Текст

Это, во-первых, мотив похищения знатной женщины. Рассказывается, что азовский паша отдал дочь за крымского хана, что казаки, спрятав в камышах на морском берегу свои легкие струги, захватили корабль, который вез молодую. Ее пощадили, «насилия к пашеве дочери… не чинили», взяли за нее большой выкуп «и зело… от той свадбы разбогатели». Этот вводный эпизод не имеет сюжетных следствий. Однако было бы неверно считать его либо самодовлеющим, либо произвольным. Он выполняет функцию экспозиции: читатель как бы предупреждается, что автор избрал установку на занимательность.
Это, во-вторых, мотив «троянского коня». Казаки под видом астраханских купцов, с поддельным таможенным отпуском и поддельным «листом» астраханского воеводы к азовскому паше входят в крепость. В их обозе сто тридцать телег. Тридцать загружены товарами, а в остальных укрыто по четыре казака; они-то и берут Азов. Как видим, читатель не обманулся. Чем дальше, тем глубже погружается он в стихию занимательности.
Откуда взяты два этих мотива, заместивших документальную по манере «историческую» повесть? По-видимому, непосредственным источником были в данном случае донские песни, в которых взятие Азова изображается очень похоже:
Весьма важно, что оба мотива могут соседствовать в пределах одного текста. В «Древних российских стихотворениях» есть песня «На Бузане-острове» (здесь стихи перемежаются прозой, что вообще характерно для Кирши Данилова).[ 602] В ней предводительствуемые Ермаком казаки захватывают на Каспийском море двенадцать турецких кораблей «со товары заморскими».

Записи
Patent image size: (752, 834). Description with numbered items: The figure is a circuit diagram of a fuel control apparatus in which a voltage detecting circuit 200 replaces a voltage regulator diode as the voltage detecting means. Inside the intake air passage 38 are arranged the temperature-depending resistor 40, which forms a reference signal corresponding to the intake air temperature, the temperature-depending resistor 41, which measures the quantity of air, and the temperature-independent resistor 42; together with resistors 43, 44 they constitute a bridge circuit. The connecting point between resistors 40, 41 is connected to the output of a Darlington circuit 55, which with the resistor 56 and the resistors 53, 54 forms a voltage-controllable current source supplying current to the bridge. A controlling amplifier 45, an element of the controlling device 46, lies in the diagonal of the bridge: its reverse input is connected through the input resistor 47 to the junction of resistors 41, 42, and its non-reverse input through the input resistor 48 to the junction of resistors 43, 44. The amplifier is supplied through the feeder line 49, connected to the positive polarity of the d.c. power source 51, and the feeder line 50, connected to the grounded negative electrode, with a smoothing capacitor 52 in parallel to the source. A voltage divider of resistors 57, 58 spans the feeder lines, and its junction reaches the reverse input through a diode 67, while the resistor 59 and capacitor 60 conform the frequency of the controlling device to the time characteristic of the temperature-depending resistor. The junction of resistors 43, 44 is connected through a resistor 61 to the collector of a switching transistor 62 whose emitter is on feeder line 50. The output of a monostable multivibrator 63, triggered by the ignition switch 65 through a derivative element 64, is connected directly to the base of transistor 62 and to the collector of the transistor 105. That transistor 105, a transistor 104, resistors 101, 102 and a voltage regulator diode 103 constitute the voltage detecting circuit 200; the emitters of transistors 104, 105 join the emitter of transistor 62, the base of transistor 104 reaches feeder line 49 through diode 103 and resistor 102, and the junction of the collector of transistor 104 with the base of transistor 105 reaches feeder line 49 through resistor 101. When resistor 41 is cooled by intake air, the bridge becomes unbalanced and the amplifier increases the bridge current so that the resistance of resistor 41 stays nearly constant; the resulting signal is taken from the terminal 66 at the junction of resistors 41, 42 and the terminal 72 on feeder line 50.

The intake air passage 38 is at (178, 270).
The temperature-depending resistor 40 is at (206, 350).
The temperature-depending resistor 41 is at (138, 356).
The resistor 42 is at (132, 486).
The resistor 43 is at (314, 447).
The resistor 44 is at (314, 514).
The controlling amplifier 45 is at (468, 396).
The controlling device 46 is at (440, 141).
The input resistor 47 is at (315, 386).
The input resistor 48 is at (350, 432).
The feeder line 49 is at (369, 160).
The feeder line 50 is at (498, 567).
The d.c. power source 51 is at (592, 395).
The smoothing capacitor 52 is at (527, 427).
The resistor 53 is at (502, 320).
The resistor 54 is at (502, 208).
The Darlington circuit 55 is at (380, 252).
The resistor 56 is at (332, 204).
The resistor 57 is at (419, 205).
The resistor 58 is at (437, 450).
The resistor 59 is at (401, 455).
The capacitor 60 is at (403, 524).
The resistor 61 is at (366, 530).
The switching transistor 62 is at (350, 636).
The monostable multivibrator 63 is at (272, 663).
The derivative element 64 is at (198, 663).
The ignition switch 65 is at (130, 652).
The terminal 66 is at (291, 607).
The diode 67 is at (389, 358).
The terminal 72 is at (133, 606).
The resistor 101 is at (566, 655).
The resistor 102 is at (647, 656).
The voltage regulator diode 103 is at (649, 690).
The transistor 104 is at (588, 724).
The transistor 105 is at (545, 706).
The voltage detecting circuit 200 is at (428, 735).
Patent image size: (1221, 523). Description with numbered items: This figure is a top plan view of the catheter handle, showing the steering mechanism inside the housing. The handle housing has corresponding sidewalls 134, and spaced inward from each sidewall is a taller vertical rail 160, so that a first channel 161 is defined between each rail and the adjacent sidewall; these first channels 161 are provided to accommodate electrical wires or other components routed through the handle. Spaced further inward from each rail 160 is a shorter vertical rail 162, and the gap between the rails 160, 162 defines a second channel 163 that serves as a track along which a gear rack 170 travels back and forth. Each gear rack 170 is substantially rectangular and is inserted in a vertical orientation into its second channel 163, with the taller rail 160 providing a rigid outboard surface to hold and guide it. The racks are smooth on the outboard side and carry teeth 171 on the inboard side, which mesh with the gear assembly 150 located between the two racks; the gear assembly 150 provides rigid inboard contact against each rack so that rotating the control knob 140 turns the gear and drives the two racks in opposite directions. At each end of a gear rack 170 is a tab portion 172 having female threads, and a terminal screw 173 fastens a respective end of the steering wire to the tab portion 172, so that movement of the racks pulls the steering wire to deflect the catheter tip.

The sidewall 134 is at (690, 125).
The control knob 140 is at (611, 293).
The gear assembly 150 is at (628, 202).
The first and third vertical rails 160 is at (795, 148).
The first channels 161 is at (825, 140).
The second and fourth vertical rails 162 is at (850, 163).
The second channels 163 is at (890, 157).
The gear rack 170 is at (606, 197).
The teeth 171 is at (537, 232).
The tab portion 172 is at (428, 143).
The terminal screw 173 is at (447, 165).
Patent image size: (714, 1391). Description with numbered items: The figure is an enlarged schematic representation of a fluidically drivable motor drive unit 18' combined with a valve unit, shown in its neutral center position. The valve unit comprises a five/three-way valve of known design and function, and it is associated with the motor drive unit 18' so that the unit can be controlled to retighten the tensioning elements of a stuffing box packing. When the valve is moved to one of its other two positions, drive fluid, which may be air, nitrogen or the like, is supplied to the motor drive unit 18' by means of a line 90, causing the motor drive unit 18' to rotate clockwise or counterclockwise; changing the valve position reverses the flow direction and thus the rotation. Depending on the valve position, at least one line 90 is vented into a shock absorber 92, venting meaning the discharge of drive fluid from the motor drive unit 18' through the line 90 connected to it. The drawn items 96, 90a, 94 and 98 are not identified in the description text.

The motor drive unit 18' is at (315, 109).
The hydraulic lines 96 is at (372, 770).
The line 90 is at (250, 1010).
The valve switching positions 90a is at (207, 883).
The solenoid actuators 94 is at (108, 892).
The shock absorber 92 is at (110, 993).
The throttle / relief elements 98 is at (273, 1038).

Задание
Выпишите дословно отрывок из текста о взятии Азова, начиная со слов «Это, во-первых, мотив» и заканчивая словами «установку на занимательность.».

Ответ
Это, во-первых, мотив похищения знатной женщины. Рассказывается, что азовский паша отдал дочь за крымского хана, что казаки, спрятав в камышах на морском берегу свои легкие струги, захватили корабль, который вез молодую. Ее пощадили, «насилия к пашеве дочери… не чинили», взяли за нее большой выкуп «и зело… от той свадбы разбогатели». Этот вводный эпизод не имеет сюжетных следствий. Однако было бы неверно считать его либо самодовлеющим, либо произвольным. Он выполняет функцию экспозиции: читатель как бы предупреждается, что автор избрал установку на занимательность.